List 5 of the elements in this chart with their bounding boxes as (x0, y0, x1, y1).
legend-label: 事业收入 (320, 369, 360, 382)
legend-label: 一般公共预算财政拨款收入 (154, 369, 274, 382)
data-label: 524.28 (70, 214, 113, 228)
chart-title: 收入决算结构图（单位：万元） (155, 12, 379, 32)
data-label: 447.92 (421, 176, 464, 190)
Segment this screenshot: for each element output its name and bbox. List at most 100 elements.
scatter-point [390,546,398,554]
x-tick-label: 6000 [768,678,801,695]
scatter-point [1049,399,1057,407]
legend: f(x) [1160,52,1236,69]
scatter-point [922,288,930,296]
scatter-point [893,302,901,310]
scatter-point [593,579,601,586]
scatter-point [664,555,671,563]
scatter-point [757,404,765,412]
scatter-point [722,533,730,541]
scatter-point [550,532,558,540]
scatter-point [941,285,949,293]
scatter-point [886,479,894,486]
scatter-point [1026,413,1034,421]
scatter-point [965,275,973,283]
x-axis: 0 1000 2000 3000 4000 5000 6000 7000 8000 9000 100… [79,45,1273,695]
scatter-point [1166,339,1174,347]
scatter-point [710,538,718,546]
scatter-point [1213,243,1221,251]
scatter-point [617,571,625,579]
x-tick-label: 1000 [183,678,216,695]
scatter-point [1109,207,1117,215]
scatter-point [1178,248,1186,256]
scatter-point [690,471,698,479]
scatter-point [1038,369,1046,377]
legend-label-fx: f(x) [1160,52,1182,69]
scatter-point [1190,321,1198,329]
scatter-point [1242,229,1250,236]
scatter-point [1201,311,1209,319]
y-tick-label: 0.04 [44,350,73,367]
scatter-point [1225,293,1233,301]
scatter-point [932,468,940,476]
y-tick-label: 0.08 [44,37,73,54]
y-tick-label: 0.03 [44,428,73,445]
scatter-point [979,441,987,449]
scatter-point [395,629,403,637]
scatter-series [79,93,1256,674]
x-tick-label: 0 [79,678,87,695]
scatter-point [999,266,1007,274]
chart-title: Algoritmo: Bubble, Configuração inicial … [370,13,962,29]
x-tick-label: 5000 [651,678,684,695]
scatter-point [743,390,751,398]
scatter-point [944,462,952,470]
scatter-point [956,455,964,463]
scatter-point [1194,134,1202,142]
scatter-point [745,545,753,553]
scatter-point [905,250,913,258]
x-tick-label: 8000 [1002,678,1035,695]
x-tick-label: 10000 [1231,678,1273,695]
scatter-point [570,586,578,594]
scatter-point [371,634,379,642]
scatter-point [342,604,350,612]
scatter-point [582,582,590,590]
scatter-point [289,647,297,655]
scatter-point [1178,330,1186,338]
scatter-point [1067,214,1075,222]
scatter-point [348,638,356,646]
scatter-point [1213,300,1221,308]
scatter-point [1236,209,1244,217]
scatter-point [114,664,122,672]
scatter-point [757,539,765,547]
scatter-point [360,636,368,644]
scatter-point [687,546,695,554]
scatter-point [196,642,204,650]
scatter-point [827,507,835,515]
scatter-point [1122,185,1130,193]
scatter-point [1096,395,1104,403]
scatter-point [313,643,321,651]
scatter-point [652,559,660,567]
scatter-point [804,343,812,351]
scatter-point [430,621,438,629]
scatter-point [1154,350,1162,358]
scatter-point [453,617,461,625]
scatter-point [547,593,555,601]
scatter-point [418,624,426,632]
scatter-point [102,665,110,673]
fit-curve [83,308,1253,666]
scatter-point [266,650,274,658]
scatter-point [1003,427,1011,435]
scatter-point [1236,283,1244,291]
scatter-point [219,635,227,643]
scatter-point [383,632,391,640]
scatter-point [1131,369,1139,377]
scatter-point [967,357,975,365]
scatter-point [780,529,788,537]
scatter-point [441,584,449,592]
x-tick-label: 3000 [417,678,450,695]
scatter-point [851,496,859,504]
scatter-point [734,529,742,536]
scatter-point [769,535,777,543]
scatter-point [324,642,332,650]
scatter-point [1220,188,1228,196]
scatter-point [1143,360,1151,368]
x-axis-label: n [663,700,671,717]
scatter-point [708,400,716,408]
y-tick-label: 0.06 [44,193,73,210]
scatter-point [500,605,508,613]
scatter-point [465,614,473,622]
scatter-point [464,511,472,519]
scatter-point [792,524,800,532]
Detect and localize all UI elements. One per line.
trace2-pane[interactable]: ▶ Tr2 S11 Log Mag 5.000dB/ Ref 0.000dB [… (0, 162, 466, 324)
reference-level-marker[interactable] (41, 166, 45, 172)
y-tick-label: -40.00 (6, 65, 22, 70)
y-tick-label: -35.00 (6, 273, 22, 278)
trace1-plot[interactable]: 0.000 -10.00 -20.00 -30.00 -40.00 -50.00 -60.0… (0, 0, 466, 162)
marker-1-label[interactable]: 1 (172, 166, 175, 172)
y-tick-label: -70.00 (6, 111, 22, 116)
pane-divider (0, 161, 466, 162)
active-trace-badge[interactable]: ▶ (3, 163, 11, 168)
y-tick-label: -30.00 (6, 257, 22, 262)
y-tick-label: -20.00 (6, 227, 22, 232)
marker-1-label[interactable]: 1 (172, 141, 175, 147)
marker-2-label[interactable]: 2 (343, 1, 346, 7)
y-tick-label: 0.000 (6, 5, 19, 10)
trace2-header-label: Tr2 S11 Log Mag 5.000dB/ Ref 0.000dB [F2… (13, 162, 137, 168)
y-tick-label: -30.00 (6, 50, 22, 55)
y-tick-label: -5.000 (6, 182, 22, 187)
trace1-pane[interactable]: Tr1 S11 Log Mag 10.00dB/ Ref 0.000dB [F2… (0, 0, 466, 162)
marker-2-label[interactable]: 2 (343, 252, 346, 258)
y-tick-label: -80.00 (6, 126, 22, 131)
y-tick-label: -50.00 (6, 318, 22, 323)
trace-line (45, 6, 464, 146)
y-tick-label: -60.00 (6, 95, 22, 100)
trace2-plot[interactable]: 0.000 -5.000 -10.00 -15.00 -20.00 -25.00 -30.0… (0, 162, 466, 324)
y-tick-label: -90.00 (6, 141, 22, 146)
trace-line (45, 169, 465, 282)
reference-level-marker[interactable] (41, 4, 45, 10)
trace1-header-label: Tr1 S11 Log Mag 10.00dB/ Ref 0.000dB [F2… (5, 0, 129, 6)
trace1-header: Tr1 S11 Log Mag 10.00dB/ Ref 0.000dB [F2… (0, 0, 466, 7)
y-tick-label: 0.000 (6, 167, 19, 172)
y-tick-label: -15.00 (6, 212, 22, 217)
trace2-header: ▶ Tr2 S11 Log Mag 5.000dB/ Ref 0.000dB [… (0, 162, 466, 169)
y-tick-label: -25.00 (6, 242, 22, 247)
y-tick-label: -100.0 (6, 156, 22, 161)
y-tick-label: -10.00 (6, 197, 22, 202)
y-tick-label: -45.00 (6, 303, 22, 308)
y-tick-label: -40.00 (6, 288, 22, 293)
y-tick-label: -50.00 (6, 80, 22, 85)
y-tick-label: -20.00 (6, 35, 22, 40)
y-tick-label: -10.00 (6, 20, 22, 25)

┄┄┄┄┄┄┄┄┄┄┄┄┄┄┄┄┄┄┄┄

> _YOUR TASK_:
Print all of the lines above again, character for character, with nothing changed, added, or left out.

> _TASK SOLUTION_:
List 5 of the elements in this chart with their bounding boxes as (x0, y0, x1, y1).
legend-label: 事业收入 (320, 369, 360, 382)
legend-label: 一般公共预算财政拨款收入 (154, 369, 274, 382)
data-label: 524.28 (70, 214, 113, 228)
chart-title: 收入决算结构图（单位：万元） (155, 12, 379, 32)
data-label: 447.92 (421, 176, 464, 190)
Segment this screenshot: for each element output its name and bbox. List at most 100 elements.
scatter-point [390,546,398,554]
x-tick-label: 6000 [768,678,801,695]
scatter-point [1049,399,1057,407]
legend: f(x) [1160,52,1236,69]
scatter-point [922,288,930,296]
scatter-point [893,302,901,310]
scatter-point [593,579,601,586]
scatter-point [664,555,671,563]
scatter-point [757,404,765,412]
scatter-point [722,533,730,541]
scatter-point [550,532,558,540]
scatter-point [941,285,949,293]
scatter-point [886,479,894,486]
scatter-point [1026,413,1034,421]
scatter-point [965,275,973,283]
x-axis: 0 1000 2000 3000 4000 5000 6000 7000 8000 9000 100… [79,45,1273,695]
scatter-point [1166,339,1174,347]
scatter-point [710,538,718,546]
scatter-point [1213,243,1221,251]
scatter-point [617,571,625,579]
x-tick-label: 1000 [183,678,216,695]
scatter-point [1109,207,1117,215]
scatter-point [1178,248,1186,256]
scatter-point [690,471,698,479]
scatter-point [1038,369,1046,377]
legend-label-fx: f(x) [1160,52,1182,69]
scatter-point [1190,321,1198,329]
scatter-point [1242,229,1250,236]
scatter-point [1201,311,1209,319]
y-tick-label: 0.04 [44,350,73,367]
scatter-point [1225,293,1233,301]
scatter-point [932,468,940,476]
y-tick-label: 0.08 [44,37,73,54]
y-tick-label: 0.03 [44,428,73,445]
scatter-point [979,441,987,449]
scatter-point [395,629,403,637]
scatter-series [79,93,1256,674]
x-tick-label: 0 [79,678,87,695]
scatter-point [999,266,1007,274]
chart-title: Algoritmo: Bubble, Configuração inicial … [370,13,962,29]
x-tick-label: 5000 [651,678,684,695]
scatter-point [743,390,751,398]
scatter-point [944,462,952,470]
scatter-point [956,455,964,463]
scatter-point [1194,134,1202,142]
scatter-point [745,545,753,553]
scatter-point [905,250,913,258]
x-tick-label: 8000 [1002,678,1035,695]
x-tick-label: 10000 [1231,678,1273,695]
scatter-point [570,586,578,594]
scatter-point [371,634,379,642]
scatter-point [342,604,350,612]
scatter-point [582,582,590,590]
scatter-point [289,647,297,655]
scatter-point [1178,330,1186,338]
scatter-point [1067,214,1075,222]
scatter-point [348,638,356,646]
scatter-point [1213,300,1221,308]
scatter-point [1236,209,1244,217]
scatter-point [114,664,122,672]
scatter-point [757,539,765,547]
scatter-point [360,636,368,644]
scatter-point [687,546,695,554]
scatter-point [196,642,204,650]
scatter-point [827,507,835,515]
scatter-point [1122,185,1130,193]
scatter-point [1096,395,1104,403]
scatter-point [313,643,321,651]
scatter-point [652,559,660,567]
scatter-point [804,343,812,351]
scatter-point [430,621,438,629]
scatter-point [1154,350,1162,358]
scatter-point [453,617,461,625]
scatter-point [547,593,555,601]
scatter-point [418,624,426,632]
scatter-point [102,665,110,673]
fit-curve [83,308,1253,666]
scatter-point [266,650,274,658]
scatter-point [1003,427,1011,435]
scatter-point [1236,283,1244,291]
scatter-point [219,635,227,643]
scatter-point [383,632,391,640]
scatter-point [1131,369,1139,377]
scatter-point [967,357,975,365]
scatter-point [780,529,788,537]
scatter-point [441,584,449,592]
x-tick-label: 3000 [417,678,450,695]
scatter-point [851,496,859,504]
scatter-point [734,529,742,536]
scatter-point [769,535,777,543]
scatter-point [324,642,332,650]
scatter-point [1220,188,1228,196]
scatter-point [1143,360,1151,368]
x-axis-label: n [663,700,671,717]
scatter-point [708,400,716,408]
y-tick-label: 0.06 [44,193,73,210]
scatter-point [500,605,508,613]
scatter-point [465,614,473,622]
scatter-point [464,511,472,519]
scatter-point [792,524,800,532]
Detect and localize all UI elements. One per line.
trace2-pane[interactable]: ▶ Tr2 S11 Log Mag 5.000dB/ Ref 0.000dB [… (0, 162, 466, 324)
reference-level-marker[interactable] (41, 166, 45, 172)
y-tick-label: -40.00 (6, 65, 22, 70)
y-tick-label: -35.00 (6, 273, 22, 278)
trace1-plot[interactable]: 0.000 -10.00 -20.00 -30.00 -40.00 -50.00 -60.0… (0, 0, 466, 162)
marker-1-label[interactable]: 1 (172, 166, 175, 172)
y-tick-label: -70.00 (6, 111, 22, 116)
pane-divider (0, 161, 466, 162)
active-trace-badge[interactable]: ▶ (3, 163, 11, 168)
y-tick-label: -30.00 (6, 257, 22, 262)
y-tick-label: -20.00 (6, 227, 22, 232)
marker-1-label[interactable]: 1 (172, 141, 175, 147)
marker-2-label[interactable]: 2 (343, 1, 346, 7)
y-tick-label: 0.000 (6, 5, 19, 10)
trace2-header-label: Tr2 S11 Log Mag 5.000dB/ Ref 0.000dB [F2… (13, 162, 137, 168)
y-tick-label: -30.00 (6, 50, 22, 55)
y-tick-label: -5.000 (6, 182, 22, 187)
trace1-pane[interactable]: Tr1 S11 Log Mag 10.00dB/ Ref 0.000dB [F2… (0, 0, 466, 162)
marker-2-label[interactable]: 2 (343, 252, 346, 258)
y-tick-label: -80.00 (6, 126, 22, 131)
y-tick-label: -50.00 (6, 318, 22, 323)
trace-line (45, 6, 464, 146)
y-tick-label: -60.00 (6, 95, 22, 100)
trace2-plot[interactable]: 0.000 -5.000 -10.00 -15.00 -20.00 -25.00 -30.0… (0, 162, 466, 324)
y-tick-label: -90.00 (6, 141, 22, 146)
trace-line (45, 169, 465, 282)
reference-level-marker[interactable] (41, 4, 45, 10)
trace1-header-label: Tr1 S11 Log Mag 10.00dB/ Ref 0.000dB [F2… (5, 0, 129, 6)
trace1-header: Tr1 S11 Log Mag 10.00dB/ Ref 0.000dB [F2… (0, 0, 466, 7)
y-tick-label: 0.000 (6, 167, 19, 172)
y-tick-label: -15.00 (6, 212, 22, 217)
trace2-header: ▶ Tr2 S11 Log Mag 5.000dB/ Ref 0.000dB [… (0, 162, 466, 169)
y-tick-label: -25.00 (6, 242, 22, 247)
y-tick-label: -100.0 (6, 156, 22, 161)
y-tick-label: -10.00 (6, 197, 22, 202)
y-tick-label: -45.00 (6, 303, 22, 308)
y-tick-label: -40.00 (6, 288, 22, 293)
y-tick-label: -50.00 (6, 80, 22, 85)
y-tick-label: -20.00 (6, 35, 22, 40)
y-tick-label: -10.00 (6, 20, 22, 25)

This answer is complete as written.